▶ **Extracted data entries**
..........

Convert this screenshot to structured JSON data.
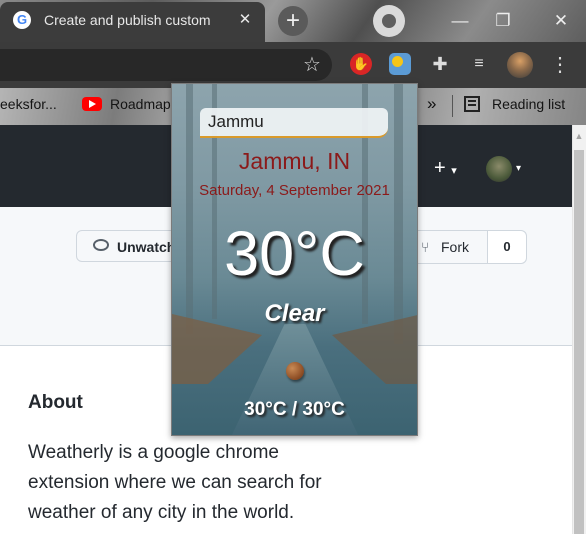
{
  "browser": {
    "tab_title": "Create and publish custom",
    "tab_close": "✕",
    "new_tab": "+",
    "window_controls": {
      "minimize": "—",
      "restore": "❐",
      "close": "✕"
    }
  },
  "toolbar": {
    "star_icon": "star-icon",
    "extensions": [
      "adblock-icon",
      "weather-icon",
      "puzzle-icon",
      "media-icon"
    ],
    "menu": "⋮"
  },
  "bookmarks": {
    "items": [
      "eeksfor...",
      "Roadmap"
    ],
    "overflow": "»",
    "reading_list": "Reading list"
  },
  "page": {
    "watch_label": "Unwatch",
    "fork_label": "Fork",
    "fork_count": "0",
    "about_heading": "About",
    "about_text": "Weatherly is a google chrome extension where we can search for weather of any city in the world."
  },
  "popup": {
    "search_value": "Jammu",
    "location": "Jammu, IN",
    "date": "Saturday, 4 September 2021",
    "temperature": "30°C",
    "condition": "Clear",
    "min_max": "30°C / 30°C",
    "accent_color": "#8b1a1a"
  }
}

..........

▶ **What is required**
Quote the entries above word for word. Leave the images out.

▶ **Response to this exercise**
Convert this screenshot to structured JSON data.
{
  "browser": {
    "tab_title": "Create and publish custom",
    "tab_close": "✕",
    "new_tab": "+",
    "window_controls": {
      "minimize": "—",
      "restore": "❐",
      "close": "✕"
    }
  },
  "toolbar": {
    "star_icon": "star-icon",
    "extensions": [
      "adblock-icon",
      "weather-icon",
      "puzzle-icon",
      "media-icon"
    ],
    "menu": "⋮"
  },
  "bookmarks": {
    "items": [
      "eeksfor...",
      "Roadmap"
    ],
    "overflow": "»",
    "reading_list": "Reading list"
  },
  "page": {
    "watch_label": "Unwatch",
    "fork_label": "Fork",
    "fork_count": "0",
    "about_heading": "About",
    "about_text": "Weatherly is a google chrome extension where we can search for weather of any city in the world."
  },
  "popup": {
    "search_value": "Jammu",
    "location": "Jammu, IN",
    "date": "Saturday, 4 September 2021",
    "temperature": "30°C",
    "condition": "Clear",
    "min_max": "30°C / 30°C",
    "accent_color": "#8b1a1a"
  }
}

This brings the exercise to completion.